*What you should do*: Determine how many lines below hold the string "Kraftstoffe". Reply with the number alone.

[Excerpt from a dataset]

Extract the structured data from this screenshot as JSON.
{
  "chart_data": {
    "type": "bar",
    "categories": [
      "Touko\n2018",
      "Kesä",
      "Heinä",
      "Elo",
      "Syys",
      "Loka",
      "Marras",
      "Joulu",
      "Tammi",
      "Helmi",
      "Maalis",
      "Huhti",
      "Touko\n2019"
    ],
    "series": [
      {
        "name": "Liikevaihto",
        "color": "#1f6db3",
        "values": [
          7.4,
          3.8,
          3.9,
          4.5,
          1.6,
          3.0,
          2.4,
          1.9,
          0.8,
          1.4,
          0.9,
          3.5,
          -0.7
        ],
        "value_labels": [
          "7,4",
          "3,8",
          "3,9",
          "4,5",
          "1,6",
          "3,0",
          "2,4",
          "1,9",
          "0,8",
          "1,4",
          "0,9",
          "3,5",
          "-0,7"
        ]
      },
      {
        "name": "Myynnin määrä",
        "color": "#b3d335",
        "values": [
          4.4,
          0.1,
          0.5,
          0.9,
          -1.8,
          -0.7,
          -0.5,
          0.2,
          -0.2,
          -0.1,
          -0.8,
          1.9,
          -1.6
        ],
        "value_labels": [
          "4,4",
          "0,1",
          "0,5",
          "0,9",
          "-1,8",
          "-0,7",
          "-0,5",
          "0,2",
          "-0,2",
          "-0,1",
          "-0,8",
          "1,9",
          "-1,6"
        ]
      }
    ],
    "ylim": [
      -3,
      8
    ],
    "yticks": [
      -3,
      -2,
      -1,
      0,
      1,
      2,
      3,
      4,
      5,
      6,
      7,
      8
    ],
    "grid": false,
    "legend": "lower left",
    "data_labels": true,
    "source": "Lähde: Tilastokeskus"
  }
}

---

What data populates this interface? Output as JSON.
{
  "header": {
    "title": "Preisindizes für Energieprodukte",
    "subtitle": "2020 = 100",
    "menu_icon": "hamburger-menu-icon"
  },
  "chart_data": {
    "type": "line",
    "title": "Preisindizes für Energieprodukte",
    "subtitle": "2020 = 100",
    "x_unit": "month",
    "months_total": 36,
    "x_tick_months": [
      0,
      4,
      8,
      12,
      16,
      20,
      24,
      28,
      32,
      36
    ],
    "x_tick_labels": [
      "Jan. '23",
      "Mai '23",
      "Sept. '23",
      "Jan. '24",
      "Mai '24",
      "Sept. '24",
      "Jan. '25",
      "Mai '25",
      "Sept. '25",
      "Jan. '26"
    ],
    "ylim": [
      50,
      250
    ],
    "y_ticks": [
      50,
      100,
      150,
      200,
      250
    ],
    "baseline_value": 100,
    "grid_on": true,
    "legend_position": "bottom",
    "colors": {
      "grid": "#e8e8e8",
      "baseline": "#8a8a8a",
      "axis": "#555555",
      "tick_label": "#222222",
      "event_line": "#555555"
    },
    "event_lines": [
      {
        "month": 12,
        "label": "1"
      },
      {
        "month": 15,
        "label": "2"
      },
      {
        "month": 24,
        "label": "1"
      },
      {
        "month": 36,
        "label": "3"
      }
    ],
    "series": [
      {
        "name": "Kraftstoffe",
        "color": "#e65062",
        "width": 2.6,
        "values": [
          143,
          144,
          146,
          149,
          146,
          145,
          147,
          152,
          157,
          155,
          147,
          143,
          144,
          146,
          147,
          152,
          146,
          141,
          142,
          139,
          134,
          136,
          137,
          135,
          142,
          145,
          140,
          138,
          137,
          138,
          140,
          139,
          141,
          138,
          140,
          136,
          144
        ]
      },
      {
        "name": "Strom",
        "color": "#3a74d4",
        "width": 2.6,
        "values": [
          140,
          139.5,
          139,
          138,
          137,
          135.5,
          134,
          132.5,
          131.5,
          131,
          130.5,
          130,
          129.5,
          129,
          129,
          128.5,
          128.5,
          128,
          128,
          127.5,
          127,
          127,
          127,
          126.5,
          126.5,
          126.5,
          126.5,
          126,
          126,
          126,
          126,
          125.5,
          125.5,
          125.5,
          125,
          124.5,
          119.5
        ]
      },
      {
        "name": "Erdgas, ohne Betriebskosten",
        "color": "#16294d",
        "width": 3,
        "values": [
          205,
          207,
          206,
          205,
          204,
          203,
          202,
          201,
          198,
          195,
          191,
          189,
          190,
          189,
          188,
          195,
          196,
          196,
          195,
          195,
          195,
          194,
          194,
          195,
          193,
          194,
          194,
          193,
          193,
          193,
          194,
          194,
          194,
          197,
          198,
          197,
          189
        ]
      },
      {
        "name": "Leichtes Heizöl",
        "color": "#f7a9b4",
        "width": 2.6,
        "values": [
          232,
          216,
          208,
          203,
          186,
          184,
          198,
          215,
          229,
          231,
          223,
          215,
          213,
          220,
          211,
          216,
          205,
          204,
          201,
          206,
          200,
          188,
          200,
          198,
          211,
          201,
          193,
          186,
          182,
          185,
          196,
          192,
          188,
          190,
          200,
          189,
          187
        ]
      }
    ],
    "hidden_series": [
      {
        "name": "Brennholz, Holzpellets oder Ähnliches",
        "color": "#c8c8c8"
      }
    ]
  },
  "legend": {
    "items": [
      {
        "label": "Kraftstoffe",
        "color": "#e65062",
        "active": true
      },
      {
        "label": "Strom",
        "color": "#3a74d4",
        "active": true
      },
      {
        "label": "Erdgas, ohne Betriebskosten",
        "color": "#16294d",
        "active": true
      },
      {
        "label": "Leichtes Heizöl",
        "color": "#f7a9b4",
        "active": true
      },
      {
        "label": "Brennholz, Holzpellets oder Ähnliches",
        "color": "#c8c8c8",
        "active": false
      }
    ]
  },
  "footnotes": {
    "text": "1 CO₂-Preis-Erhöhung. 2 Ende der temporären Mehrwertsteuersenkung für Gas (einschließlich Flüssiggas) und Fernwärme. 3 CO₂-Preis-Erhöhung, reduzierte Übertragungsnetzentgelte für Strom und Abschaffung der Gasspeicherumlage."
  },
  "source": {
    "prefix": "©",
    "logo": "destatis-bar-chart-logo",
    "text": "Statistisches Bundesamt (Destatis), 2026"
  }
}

*Output of the task*: 2